• _Source excerpt_
▽
From 67a19a83c5cfcd1efc28dff987fdb4c9e0023b1d Mon Sep 17 00:00:00 2001
From: deep1401 <gandhi0869@gmail.com>
Date: Fri, 11 Apr 2025 15:21:48 -0400
Subject: [PATCH] Fix db locks issue when executing remotely

---
 .../tlab_sdk_client/client.py                 |  8 +--
 transformerlab/db.py                          | 51 ++++++++++++-------
 2 files changed, 37 insertions(+), 22 deletions(-)

diff --git a/scripts/xml-rpc-client-example/tlab_sdk_client/client.py b/scripts/xml-rpc-client-example/tlab_sdk_client/client.py
index 0f5ad32..40d41ba 100644
--- a/scripts/xml-rpc-client-example/tlab_sdk_client/client.py
+++ b/scripts/xml-rpc-client-example/tlab_sdk_client/client.py
@@ -14,7 +14,7 @@ class TransformerLabClient:
     def __init__(self, server_url: str = "http://localhost:8338", sdk_version: str = "v1", log_file: str = None):
         """Initialize the XML-RPC client"""
         server_url = server_url.rstrip("/") + f"/client/{sdk_version}/jobs"
-        if not server_url.startswith("http") or not server_url.startswith("https"):
+        if not server_url.startswith("http") and not server_url.startswith("https"):
             raise ValueError("Invalid server URL. Must start with http:// or https://")
         self.server = xmlrpc.client.ServerProxy(server_url)
         self.job_id = None
@@ -23,7 +23,7 @@ class TransformerLabClient:
         self.report_interval = 1  # seconds
         self.log_file = log_file
 
-    def start_job(self, config):
+    def start(self, config):
         """Register job with TransformerLab and get a job ID"""
         result = self.server.start_training(json.dumps(config))
         if result["status"] == "started":
@@ -66,7 +66,7 @@ class TransformerLabClient:
             # Still return True to continue training despite reporting error
             return True
 
-    def complete_job(self, message="Training completed successfully"):
+    def complete(self, message="Training completed successfully"):
         """Mark job as complete in TransformerLab"""
         if not self.job_id:
             return
@@ -82,7 +82,7 @@ class TransformerLabClient:
         except Exception as e:
             self.log_error(f"Error completing job: {e}")
 
-    def stop_job(self, message="Training completed successfully"):
+    def stop(self, message="Training completed successfully"):
         """Mark job as complete in TransformerLab"""
△
Source data:
▽
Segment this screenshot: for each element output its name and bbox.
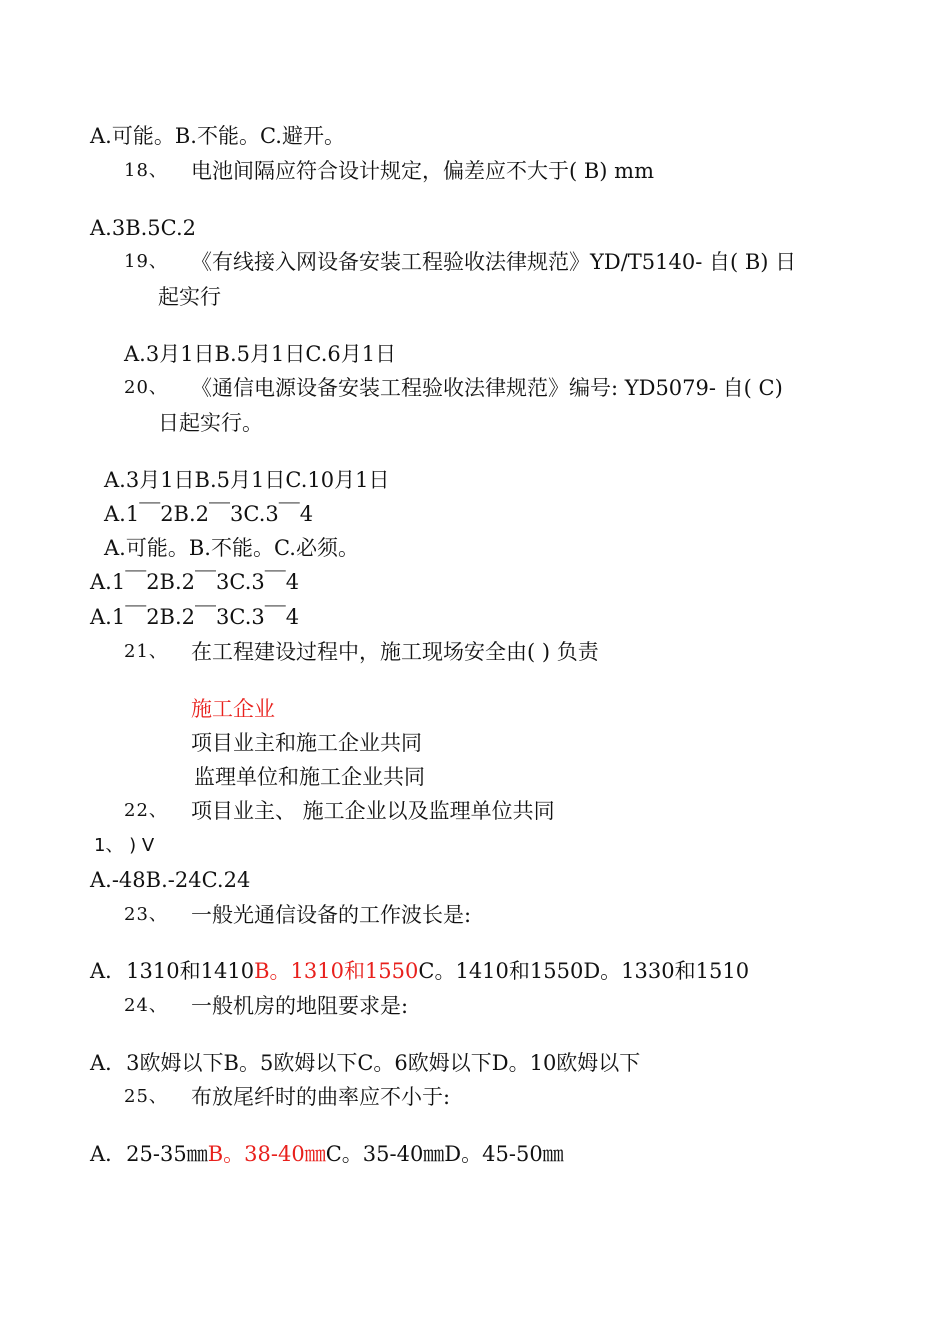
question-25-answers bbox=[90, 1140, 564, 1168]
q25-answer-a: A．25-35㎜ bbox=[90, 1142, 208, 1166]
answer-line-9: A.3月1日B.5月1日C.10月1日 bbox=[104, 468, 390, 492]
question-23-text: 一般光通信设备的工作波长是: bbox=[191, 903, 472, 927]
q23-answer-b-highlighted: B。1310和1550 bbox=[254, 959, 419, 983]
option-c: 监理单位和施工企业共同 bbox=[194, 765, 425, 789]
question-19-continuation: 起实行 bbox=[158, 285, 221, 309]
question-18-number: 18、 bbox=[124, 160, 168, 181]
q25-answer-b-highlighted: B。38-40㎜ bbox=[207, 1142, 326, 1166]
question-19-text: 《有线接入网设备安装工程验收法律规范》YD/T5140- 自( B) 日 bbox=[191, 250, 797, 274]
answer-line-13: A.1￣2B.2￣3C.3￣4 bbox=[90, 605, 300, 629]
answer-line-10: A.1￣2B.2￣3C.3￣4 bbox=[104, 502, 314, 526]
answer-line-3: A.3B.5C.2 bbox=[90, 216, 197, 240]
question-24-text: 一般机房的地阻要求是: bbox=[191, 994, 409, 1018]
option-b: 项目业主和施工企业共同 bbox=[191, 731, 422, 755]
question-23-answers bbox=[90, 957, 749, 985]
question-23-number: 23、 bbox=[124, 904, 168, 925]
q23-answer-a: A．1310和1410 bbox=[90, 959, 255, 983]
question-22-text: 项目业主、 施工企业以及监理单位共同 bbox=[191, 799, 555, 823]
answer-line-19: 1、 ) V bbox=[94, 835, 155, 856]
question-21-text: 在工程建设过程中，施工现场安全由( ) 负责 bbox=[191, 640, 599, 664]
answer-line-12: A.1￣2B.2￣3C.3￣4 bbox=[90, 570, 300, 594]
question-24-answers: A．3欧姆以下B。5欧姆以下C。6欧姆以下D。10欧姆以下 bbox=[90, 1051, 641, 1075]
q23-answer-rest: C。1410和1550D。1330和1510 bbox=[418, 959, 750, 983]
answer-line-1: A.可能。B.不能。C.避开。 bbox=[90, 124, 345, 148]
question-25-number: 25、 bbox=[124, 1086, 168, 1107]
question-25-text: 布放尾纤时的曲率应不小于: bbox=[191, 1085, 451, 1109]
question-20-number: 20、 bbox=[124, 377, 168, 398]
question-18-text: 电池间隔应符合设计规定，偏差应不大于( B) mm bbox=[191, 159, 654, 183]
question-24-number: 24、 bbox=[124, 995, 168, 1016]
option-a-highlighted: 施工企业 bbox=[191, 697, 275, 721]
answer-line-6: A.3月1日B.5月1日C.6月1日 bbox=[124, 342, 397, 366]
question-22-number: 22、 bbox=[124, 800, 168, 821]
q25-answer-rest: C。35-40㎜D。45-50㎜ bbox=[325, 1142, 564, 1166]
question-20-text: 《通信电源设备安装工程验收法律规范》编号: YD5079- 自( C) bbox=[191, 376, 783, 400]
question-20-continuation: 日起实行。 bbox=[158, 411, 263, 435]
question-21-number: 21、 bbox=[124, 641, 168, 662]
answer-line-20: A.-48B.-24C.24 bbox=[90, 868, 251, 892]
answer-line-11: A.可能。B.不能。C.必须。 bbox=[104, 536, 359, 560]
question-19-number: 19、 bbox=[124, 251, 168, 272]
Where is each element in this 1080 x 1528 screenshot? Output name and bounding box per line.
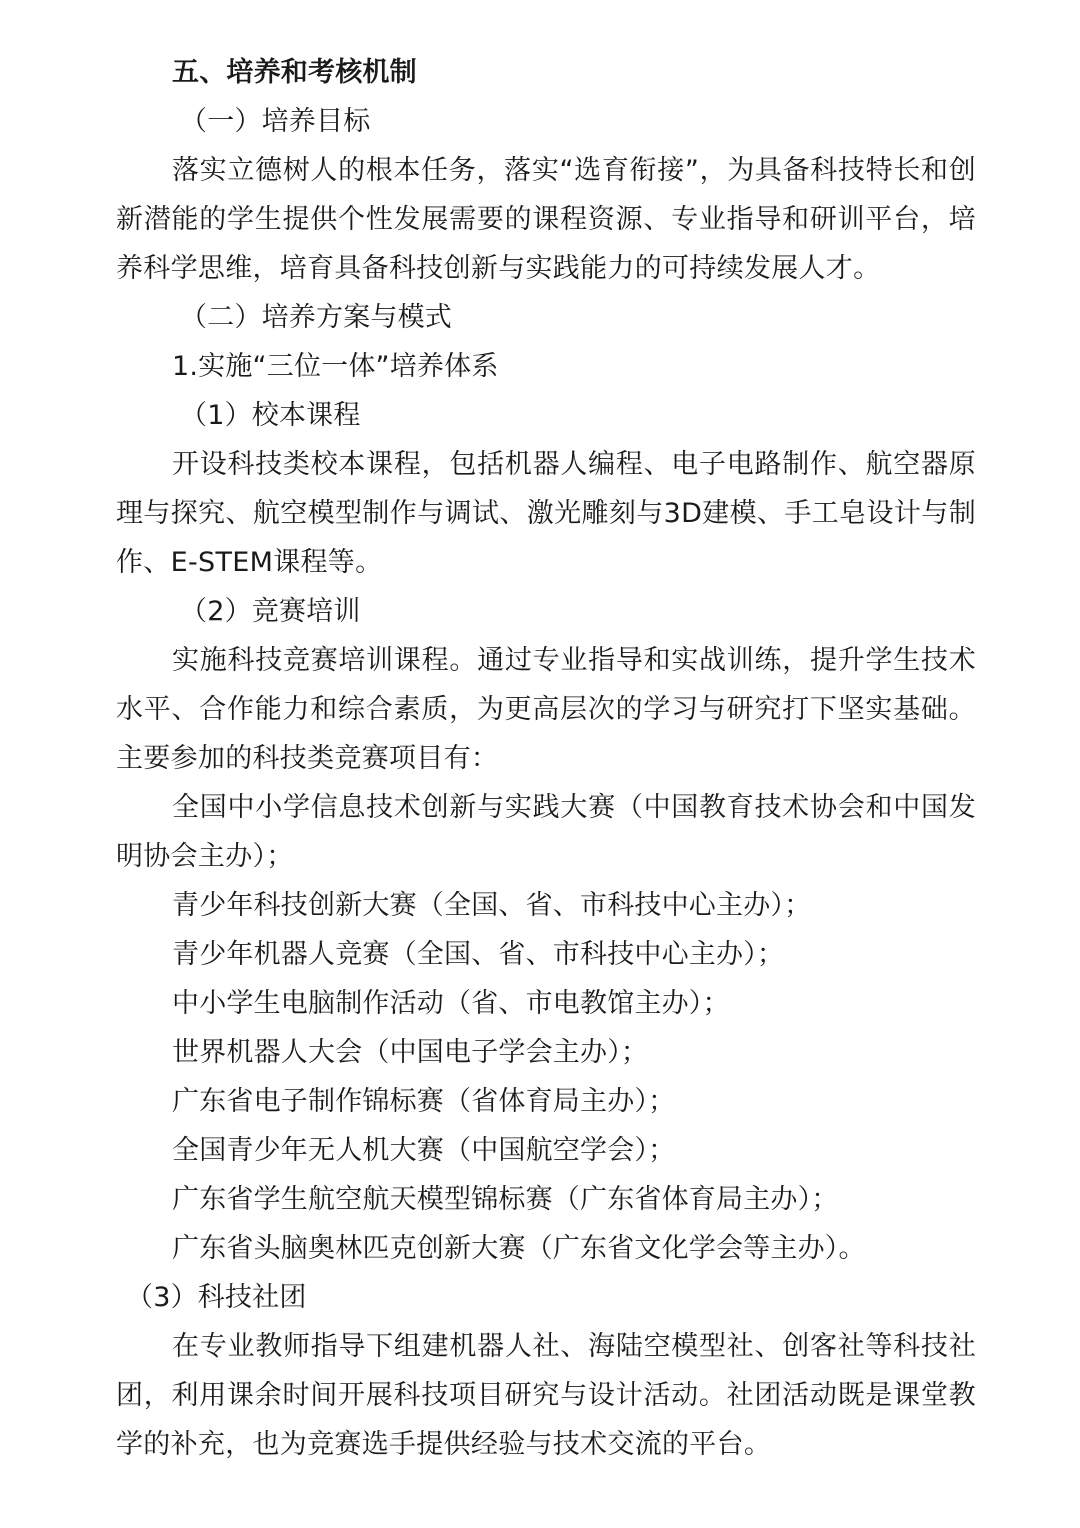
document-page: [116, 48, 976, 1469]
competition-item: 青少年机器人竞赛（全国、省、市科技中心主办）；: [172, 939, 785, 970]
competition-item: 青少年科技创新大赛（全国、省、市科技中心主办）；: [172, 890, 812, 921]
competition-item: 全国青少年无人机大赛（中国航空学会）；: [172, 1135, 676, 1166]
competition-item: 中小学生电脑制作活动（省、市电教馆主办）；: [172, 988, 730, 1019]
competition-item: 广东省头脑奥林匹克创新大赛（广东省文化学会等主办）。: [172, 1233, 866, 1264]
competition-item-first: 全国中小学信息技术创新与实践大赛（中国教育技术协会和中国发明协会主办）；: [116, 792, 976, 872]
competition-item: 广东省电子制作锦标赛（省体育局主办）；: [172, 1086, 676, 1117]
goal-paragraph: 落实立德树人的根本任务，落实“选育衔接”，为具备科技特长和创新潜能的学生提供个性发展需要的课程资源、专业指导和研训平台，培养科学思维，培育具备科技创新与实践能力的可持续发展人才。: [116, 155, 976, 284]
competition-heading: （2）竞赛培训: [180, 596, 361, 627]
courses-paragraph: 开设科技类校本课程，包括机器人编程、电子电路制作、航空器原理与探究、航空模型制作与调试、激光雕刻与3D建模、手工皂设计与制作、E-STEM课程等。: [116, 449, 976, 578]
△
Reproduce the section of the patch that opens with the words containing "From 67a19a83c5cfcd1efc28dff987fdb4c9e0023b1d Mon" and closes with "insertions(+), 22 deletions(-)".

• _Output below_
From 67a19a83c5cfcd1efc28dff987fdb4c9e0023b1d Mon Sep 17 00:00:00 2001
From: deep1401 <gandhi0869@gmail.com>
Date: Fri, 11 Apr 2025 15:21:48 -0400
Subject: [PATCH] Fix db locks issue when executing remotely

---
 .../tlab_sdk_client/client.py                 |  8 +--
 transformerlab/db.py                          | 51 ++++++++++++-------
 2 files changed, 37 insertions(+), 22 deletions(-)